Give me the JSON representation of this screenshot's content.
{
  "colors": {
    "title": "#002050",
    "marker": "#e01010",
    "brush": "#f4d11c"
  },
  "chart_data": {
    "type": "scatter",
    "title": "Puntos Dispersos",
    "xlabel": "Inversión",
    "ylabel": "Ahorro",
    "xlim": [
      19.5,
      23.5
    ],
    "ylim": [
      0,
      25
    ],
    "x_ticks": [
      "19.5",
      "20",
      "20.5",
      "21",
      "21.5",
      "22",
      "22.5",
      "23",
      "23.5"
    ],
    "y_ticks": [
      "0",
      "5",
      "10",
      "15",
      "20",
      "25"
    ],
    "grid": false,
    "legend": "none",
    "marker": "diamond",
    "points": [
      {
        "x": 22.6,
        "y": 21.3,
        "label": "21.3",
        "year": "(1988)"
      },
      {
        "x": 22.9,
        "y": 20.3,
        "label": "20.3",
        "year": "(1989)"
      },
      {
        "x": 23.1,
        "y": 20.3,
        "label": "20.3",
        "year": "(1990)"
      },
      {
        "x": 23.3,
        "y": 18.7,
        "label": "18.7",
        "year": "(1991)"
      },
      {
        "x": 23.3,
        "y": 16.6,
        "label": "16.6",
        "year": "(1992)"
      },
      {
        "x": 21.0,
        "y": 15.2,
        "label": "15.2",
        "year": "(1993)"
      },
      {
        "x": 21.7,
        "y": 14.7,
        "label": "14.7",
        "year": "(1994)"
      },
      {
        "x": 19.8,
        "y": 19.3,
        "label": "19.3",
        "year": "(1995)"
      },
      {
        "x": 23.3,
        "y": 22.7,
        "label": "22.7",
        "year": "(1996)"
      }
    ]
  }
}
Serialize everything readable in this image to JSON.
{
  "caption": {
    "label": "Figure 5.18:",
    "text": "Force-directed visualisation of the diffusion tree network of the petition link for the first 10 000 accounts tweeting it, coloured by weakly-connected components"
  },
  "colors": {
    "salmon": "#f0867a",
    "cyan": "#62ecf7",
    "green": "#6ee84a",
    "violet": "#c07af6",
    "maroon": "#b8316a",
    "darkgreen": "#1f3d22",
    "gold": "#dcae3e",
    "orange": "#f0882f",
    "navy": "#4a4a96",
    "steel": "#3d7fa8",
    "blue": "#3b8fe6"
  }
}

## WRITTEN REQUEST
Retype nothing except the lines from the line holding "Serialize everything readable" through the last line of the entries, both included.

## SOLUTION
Serialize everything readable in this image to JSON.
{
  "caption": {
    "label": "Figure 5.18:",
    "text": "Force-directed visualisation of the diffusion tree network of the petition link for the first 10 000 accounts tweeting it, coloured by weakly-connected components"
  },
  "colors": {
    "salmon": "#f0867a",
    "cyan": "#62ecf7",
    "green": "#6ee84a",
    "violet": "#c07af6",
    "maroon": "#b8316a",
    "darkgreen": "#1f3d22",
    "gold": "#dcae3e",
    "orange": "#f0882f",
    "navy": "#4a4a96",
    "steel": "#3d7fa8",
    "blue": "#3b8fe6"
  }
}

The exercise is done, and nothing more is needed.